- **Instruction**
What is the number of lines containing "time"? Give only that number.

- **Input data**
====

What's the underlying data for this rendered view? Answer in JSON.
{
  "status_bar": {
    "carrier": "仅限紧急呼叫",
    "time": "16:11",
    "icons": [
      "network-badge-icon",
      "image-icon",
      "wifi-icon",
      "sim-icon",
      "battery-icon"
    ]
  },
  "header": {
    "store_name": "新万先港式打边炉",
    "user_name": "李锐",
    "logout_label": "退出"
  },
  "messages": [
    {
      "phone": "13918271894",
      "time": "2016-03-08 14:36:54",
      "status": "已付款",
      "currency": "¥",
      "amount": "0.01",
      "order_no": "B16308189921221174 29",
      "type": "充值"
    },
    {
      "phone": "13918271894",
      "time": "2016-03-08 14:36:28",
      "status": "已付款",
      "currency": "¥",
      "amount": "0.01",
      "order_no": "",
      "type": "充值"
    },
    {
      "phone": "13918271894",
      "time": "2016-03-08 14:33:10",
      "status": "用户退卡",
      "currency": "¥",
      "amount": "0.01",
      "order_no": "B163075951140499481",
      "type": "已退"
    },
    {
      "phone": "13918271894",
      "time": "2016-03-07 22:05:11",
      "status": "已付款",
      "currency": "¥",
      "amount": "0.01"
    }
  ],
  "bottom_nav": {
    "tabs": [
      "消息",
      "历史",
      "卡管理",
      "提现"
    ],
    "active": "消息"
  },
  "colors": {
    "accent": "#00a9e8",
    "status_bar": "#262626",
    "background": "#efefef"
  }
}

====

- **Task response**
5